▶ [What is being asked]
Reproduce the listing below in its entirety. Change nothing.
**** Provided information
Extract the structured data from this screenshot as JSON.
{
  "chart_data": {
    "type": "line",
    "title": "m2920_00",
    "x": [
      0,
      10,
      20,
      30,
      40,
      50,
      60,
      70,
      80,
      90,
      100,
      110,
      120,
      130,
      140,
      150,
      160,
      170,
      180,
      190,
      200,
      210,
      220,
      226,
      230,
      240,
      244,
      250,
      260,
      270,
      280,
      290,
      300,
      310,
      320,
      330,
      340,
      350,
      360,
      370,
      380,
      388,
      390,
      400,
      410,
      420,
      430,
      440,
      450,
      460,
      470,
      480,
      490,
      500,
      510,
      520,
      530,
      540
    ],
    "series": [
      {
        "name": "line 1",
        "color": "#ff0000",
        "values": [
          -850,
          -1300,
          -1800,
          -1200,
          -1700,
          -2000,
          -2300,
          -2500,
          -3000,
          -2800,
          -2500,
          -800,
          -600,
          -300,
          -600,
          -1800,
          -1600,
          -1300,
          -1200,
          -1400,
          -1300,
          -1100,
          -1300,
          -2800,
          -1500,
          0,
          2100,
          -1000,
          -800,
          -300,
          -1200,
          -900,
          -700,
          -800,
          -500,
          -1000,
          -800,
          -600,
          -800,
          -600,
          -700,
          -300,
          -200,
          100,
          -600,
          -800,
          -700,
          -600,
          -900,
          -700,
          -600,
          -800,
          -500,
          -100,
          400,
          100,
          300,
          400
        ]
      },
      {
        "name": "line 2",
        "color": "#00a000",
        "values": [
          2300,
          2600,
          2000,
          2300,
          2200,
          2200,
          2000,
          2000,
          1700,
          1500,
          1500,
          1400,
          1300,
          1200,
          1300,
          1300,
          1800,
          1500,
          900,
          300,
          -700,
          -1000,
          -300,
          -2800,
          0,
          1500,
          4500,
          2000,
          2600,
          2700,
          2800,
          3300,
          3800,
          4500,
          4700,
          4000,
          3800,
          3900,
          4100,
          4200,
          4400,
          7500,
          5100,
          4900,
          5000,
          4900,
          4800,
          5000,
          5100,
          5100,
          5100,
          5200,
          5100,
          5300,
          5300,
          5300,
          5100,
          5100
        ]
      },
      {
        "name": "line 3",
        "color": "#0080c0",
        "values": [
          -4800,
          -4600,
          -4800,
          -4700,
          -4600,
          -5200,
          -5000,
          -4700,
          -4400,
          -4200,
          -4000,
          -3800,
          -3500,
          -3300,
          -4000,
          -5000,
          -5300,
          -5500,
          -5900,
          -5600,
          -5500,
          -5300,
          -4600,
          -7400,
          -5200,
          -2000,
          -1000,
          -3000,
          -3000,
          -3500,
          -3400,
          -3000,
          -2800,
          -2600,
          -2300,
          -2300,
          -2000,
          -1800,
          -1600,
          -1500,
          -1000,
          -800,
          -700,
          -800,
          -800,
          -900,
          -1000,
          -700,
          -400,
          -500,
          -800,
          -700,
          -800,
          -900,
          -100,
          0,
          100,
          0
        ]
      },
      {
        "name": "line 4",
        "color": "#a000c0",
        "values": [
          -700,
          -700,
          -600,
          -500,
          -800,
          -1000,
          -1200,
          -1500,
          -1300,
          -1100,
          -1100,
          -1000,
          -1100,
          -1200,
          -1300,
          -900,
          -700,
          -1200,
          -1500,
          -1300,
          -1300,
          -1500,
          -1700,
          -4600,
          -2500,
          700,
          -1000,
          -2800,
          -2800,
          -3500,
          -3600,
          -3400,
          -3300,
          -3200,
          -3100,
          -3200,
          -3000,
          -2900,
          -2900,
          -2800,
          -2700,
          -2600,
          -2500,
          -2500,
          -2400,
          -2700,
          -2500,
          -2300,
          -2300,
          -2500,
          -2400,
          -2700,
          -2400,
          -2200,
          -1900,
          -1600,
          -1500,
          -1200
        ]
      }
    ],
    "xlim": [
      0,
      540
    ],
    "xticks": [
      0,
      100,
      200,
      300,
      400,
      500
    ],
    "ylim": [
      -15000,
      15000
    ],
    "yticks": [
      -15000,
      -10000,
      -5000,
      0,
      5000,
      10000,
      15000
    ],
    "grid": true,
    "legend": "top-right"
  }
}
********
▶ [Output for this task]
Extract the structured data from this screenshot as JSON.
{
  "chart_data": {
    "type": "line",
    "title": "m2920_00",
    "x": [
      0,
      10,
      20,
      30,
      40,
      50,
      60,
      70,
      80,
      90,
      100,
      110,
      120,
      130,
      140,
      150,
      160,
      170,
      180,
      190,
      200,
      210,
      220,
      226,
      230,
      240,
      244,
      250,
      260,
      270,
      280,
      290,
      300,
      310,
      320,
      330,
      340,
      350,
      360,
      370,
      380,
      388,
      390,
      400,
      410,
      420,
      430,
      440,
      450,
      460,
      470,
      480,
      490,
      500,
      510,
      520,
      530,
      540
    ],
    "series": [
      {
        "name": "line 1",
        "color": "#ff0000",
        "values": [
          -850,
          -1300,
          -1800,
          -1200,
          -1700,
          -2000,
          -2300,
          -2500,
          -3000,
          -2800,
          -2500,
          -800,
          -600,
          -300,
          -600,
          -1800,
          -1600,
          -1300,
          -1200,
          -1400,
          -1300,
          -1100,
          -1300,
          -2800,
          -1500,
          0,
          2100,
          -1000,
          -800,
          -300,
          -1200,
          -900,
          -700,
          -800,
          -500,
          -1000,
          -800,
          -600,
          -800,
          -600,
          -700,
          -300,
          -200,
          100,
          -600,
          -800,
          -700,
          -600,
          -900,
          -700,
          -600,
          -800,
          -500,
          -100,
          400,
          100,
          300,
          400
        ]
      },
      {
        "name": "line 2",
        "color": "#00a000",
        "values": [
          2300,
          2600,
          2000,
          2300,
          2200,
          2200,
          2000,
          2000,
          1700,
          1500,
          1500,
          1400,
          1300,
          1200,
          1300,
          1300,
          1800,
          1500,
          900,
          300,
          -700,
          -1000,
          -300,
          -2800,
          0,
          1500,
          4500,
          2000,
          2600,
          2700,
          2800,
          3300,
          3800,
          4500,
          4700,
          4000,
          3800,
          3900,
          4100,
          4200,
          4400,
          7500,
          5100,
          4900,
          5000,
          4900,
          4800,
          5000,
          5100,
          5100,
          5100,
          5200,
          5100,
          5300,
          5300,
          5300,
          5100,
          5100
        ]
      },
      {
        "name": "line 3",
        "color": "#0080c0",
        "values": [
          -4800,
          -4600,
          -4800,
          -4700,
          -4600,
          -5200,
          -5000,
          -4700,
          -4400,
          -4200,
          -4000,
          -3800,
          -3500,
          -3300,
          -4000,
          -5000,
          -5300,
          -5500,
          -5900,
          -5600,
          -5500,
          -5300,
          -4600,
          -7400,
          -5200,
          -2000,
          -1000,
          -3000,
          -3000,
          -3500,
          -3400,
          -3000,
          -2800,
          -2600,
          -2300,
          -2300,
          -2000,
          -1800,
          -1600,
          -1500,
          -1000,
          -800,
          -700,
          -800,
          -800,
          -900,
          -1000,
          -700,
          -400,
          -500,
          -800,
          -700,
          -800,
          -900,
          -100,
          0,
          100,
          0
        ]
      },
      {
        "name": "line 4",
        "color": "#a000c0",
        "values": [
          -700,
          -700,
          -600,
          -500,
          -800,
          -1000,
          -1200,
          -1500,
          -1300,
          -1100,
          -1100,
          -1000,
          -1100,
          -1200,
          -1300,
          -900,
          -700,
          -1200,
          -1500,
          -1300,
          -1300,
          -1500,
          -1700,
          -4600,
          -2500,
          700,
          -1000,
          -2800,
          -2800,
          -3500,
          -3600,
          -3400,
          -3300,
          -3200,
          -3100,
          -3200,
          -3000,
          -2900,
          -2900,
          -2800,
          -2700,
          -2600,
          -2500,
          -2500,
          -2400,
          -2700,
          -2500,
          -2300,
          -2300,
          -2500,
          -2400,
          -2700,
          -2400,
          -2200,
          -1900,
          -1600,
          -1500,
          -1200
        ]
      }
    ],
    "xlim": [
      0,
      540
    ],
    "xticks": [
      0,
      100,
      200,
      300,
      400,
      500
    ],
    "ylim": [
      -15000,
      15000
    ],
    "yticks": [
      -15000,
      -10000,
      -5000,
      0,
      5000,
      10000,
      15000
    ],
    "grid": true,
    "legend": "top-right"
  }
}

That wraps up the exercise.